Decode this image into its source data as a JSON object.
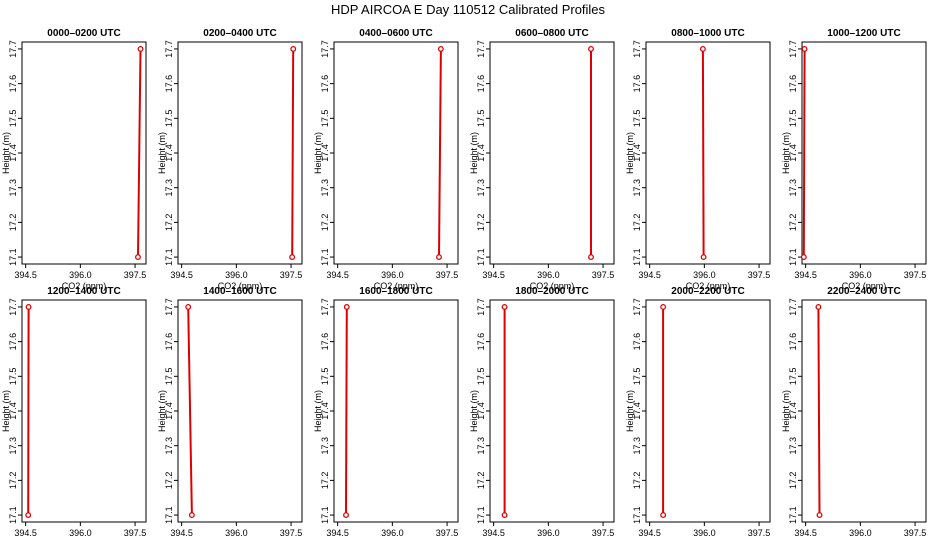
{
  "page_title": "HDP AIRCOA E  Day 110512  Calibrated Profiles",
  "chart_data": {
    "type": "line",
    "title": "HDP AIRCOA E  Day 110512  Calibrated Profiles",
    "xlabel": "CO2 (ppm)",
    "ylabel": "Height (m)",
    "xlim": [
      394.4,
      397.8
    ],
    "ylim": [
      17.08,
      17.72
    ],
    "x_ticks": [
      "394.5",
      "396.0",
      "397.5"
    ],
    "y_ticks": [
      "17.1",
      "17.2",
      "17.3",
      "17.4",
      "17.5",
      "17.6",
      "17.7"
    ],
    "y_tick_values": [
      17.1,
      17.2,
      17.3,
      17.4,
      17.5,
      17.6,
      17.7
    ],
    "x_tick_values": [
      394.5,
      396.0,
      397.5
    ],
    "grid": false,
    "line_color": "#dd0000",
    "panels": [
      {
        "title": "0000–0200 UTC",
        "x": [
          397.58,
          397.65
        ],
        "y": [
          17.1,
          17.7
        ]
      },
      {
        "title": "0200–0400 UTC",
        "x": [
          397.53,
          397.56
        ],
        "y": [
          17.1,
          17.7
        ]
      },
      {
        "title": "0400–0600 UTC",
        "x": [
          397.28,
          397.33
        ],
        "y": [
          17.1,
          17.7
        ]
      },
      {
        "title": "0600–0800 UTC",
        "x": [
          397.17,
          397.17
        ],
        "y": [
          17.1,
          17.7
        ]
      },
      {
        "title": "0800–1000 UTC",
        "x": [
          395.98,
          395.96
        ],
        "y": [
          17.1,
          17.7
        ]
      },
      {
        "title": "1000–1200 UTC",
        "x": [
          394.45,
          394.47
        ],
        "y": [
          17.1,
          17.7
        ]
      },
      {
        "title": "1200–1400 UTC",
        "x": [
          394.57,
          394.58
        ],
        "y": [
          17.1,
          17.7
        ]
      },
      {
        "title": "1400–1600 UTC",
        "x": [
          394.78,
          394.68
        ],
        "y": [
          17.1,
          17.7
        ]
      },
      {
        "title": "1600–1800 UTC",
        "x": [
          394.73,
          394.75
        ],
        "y": [
          17.1,
          17.7
        ]
      },
      {
        "title": "1800–2000 UTC",
        "x": [
          394.8,
          394.8
        ],
        "y": [
          17.1,
          17.7
        ]
      },
      {
        "title": "2000–2200 UTC",
        "x": [
          394.87,
          394.87
        ],
        "y": [
          17.1,
          17.7
        ]
      },
      {
        "title": "2200–2400 UTC",
        "x": [
          394.88,
          394.85
        ],
        "y": [
          17.1,
          17.7
        ]
      }
    ]
  }
}
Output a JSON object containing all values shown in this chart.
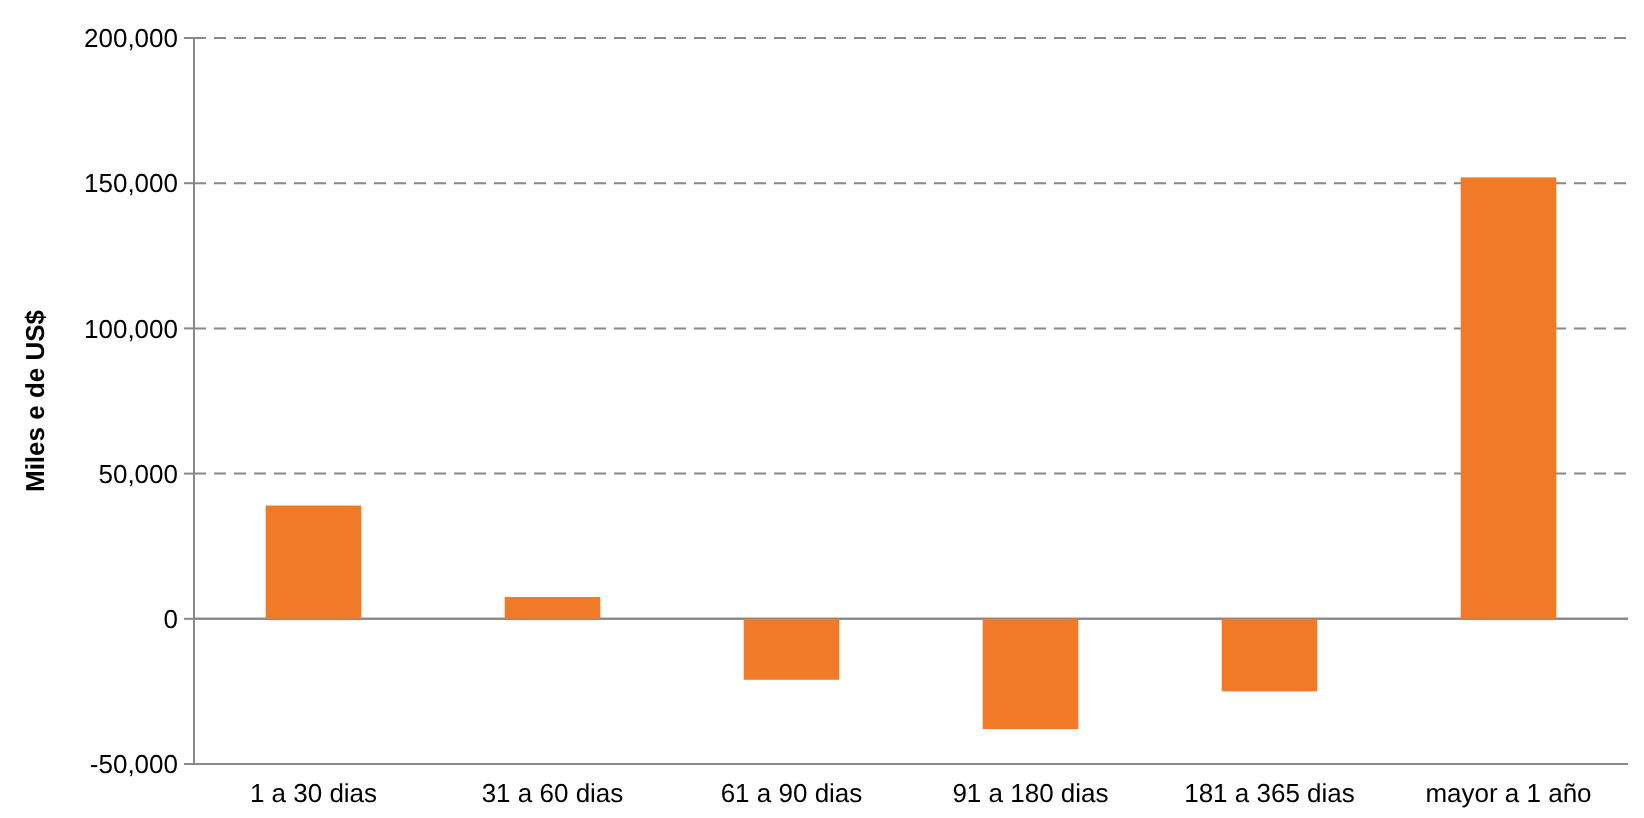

** INSTRUCTIONS FOR THE TASK **
Find every line that holds "Profiles" and copy it.

** TASK OUTPUT **
  "page_title": "HDP AIRCOA E  Day 110512  Calibrated Profiles",
    "title": "HDP AIRCOA E  Day 110512  Calibrated Profiles",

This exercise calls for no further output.